Goal –
Show every line below where "Head" can be found.

Supplied material –
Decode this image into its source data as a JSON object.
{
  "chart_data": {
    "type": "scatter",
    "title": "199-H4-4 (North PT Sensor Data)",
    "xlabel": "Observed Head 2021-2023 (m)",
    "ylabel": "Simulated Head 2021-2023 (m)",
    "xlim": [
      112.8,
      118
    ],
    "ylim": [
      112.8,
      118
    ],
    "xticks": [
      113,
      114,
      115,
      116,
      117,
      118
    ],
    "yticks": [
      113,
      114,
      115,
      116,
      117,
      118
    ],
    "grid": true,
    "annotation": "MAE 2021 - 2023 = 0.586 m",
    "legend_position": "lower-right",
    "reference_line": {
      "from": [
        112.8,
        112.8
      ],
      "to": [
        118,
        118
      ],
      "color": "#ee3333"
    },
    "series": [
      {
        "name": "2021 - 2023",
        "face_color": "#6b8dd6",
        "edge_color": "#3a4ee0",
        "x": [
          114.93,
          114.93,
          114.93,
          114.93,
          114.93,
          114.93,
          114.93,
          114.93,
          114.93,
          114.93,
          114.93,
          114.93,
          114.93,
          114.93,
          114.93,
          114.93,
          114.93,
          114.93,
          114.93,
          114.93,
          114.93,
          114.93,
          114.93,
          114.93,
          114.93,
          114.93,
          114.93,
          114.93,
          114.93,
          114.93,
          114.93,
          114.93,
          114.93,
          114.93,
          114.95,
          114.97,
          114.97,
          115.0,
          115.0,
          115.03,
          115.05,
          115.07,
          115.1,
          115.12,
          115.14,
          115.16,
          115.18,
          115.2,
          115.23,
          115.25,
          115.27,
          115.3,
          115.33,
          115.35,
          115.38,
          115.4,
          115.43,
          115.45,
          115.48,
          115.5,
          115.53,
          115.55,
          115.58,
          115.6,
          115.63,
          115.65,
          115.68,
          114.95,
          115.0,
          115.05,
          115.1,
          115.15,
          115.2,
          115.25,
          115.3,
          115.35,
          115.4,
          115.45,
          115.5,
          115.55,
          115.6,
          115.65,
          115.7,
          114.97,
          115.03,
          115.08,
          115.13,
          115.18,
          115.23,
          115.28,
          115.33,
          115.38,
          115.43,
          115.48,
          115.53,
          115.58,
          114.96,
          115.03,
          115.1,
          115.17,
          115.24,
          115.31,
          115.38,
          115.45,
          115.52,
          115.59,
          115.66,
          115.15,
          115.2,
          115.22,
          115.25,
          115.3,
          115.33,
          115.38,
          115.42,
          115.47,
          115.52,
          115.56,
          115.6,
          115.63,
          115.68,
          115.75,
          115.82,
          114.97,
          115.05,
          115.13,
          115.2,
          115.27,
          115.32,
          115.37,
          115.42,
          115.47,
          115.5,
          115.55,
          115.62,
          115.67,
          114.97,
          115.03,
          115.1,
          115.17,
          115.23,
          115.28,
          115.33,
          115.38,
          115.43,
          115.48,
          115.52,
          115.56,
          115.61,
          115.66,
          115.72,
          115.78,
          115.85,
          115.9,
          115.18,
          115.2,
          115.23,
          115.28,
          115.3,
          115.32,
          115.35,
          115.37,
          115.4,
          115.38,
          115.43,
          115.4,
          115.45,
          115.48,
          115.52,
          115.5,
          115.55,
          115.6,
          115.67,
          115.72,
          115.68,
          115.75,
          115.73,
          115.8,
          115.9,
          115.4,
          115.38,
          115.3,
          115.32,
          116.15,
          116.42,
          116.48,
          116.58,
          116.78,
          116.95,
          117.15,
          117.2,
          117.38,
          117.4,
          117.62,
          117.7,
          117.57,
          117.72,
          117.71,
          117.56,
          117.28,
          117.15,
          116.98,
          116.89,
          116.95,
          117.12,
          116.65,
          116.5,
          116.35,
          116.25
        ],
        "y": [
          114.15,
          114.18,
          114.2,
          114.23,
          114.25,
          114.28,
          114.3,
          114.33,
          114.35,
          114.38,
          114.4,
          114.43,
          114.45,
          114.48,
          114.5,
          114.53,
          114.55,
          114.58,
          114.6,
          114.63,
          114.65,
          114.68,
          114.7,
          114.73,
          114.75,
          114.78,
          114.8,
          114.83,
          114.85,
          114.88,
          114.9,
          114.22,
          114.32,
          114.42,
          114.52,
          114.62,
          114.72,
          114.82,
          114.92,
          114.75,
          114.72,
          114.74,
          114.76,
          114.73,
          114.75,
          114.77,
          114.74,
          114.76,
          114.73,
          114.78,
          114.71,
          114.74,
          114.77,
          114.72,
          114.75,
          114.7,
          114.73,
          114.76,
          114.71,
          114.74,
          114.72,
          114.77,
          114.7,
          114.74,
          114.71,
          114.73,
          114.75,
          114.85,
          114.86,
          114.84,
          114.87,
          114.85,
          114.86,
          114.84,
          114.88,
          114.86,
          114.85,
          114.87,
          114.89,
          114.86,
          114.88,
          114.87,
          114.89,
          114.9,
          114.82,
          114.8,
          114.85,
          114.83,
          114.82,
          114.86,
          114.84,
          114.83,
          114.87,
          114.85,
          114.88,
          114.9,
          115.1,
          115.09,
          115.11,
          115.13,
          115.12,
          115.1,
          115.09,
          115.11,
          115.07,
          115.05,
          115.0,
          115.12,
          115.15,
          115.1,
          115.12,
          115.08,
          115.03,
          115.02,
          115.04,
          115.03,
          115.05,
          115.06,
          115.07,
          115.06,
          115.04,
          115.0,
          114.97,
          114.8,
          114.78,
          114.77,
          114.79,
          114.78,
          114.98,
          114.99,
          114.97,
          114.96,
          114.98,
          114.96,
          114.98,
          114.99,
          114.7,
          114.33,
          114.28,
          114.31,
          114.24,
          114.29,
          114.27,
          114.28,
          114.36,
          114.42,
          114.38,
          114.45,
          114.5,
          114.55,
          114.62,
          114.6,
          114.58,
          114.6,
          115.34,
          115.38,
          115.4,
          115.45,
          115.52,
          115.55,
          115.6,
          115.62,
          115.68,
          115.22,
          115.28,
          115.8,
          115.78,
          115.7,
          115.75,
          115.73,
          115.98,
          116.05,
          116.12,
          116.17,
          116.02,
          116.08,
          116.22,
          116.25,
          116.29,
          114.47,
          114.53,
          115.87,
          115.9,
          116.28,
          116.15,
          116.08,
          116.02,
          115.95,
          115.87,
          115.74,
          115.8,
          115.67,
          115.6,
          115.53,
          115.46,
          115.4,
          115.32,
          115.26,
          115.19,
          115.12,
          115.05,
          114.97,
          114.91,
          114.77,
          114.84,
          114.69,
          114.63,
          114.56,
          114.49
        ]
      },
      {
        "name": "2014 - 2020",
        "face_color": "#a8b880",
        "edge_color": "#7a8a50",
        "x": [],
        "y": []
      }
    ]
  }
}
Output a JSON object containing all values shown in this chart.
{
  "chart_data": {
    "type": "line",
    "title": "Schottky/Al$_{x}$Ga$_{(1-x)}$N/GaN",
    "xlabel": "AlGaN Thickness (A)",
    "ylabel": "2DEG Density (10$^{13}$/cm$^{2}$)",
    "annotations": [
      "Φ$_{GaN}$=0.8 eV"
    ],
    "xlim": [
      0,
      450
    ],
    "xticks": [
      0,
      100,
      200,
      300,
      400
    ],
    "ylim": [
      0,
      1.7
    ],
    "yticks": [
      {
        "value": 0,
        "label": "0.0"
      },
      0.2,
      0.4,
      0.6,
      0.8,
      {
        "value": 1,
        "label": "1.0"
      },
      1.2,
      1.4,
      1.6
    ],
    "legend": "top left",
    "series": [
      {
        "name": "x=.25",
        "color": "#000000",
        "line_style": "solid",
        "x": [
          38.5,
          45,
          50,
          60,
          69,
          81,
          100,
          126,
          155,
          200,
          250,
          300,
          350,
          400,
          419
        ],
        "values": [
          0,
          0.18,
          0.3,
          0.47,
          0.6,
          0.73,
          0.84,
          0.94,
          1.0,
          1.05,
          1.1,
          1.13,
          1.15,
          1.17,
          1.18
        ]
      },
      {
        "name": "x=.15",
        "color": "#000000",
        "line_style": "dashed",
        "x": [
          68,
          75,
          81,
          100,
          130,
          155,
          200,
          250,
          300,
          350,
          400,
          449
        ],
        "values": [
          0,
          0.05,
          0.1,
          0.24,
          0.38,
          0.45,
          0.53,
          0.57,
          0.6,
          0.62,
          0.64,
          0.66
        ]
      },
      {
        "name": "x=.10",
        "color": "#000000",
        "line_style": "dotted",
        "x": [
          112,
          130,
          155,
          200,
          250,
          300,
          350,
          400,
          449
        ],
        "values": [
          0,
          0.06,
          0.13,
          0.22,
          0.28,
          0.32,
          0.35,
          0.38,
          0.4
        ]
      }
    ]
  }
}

Expected answer –
    "xlabel": "Observed Head 2021-2023 (m)",
    "ylabel": "Simulated Head 2021-2023 (m)",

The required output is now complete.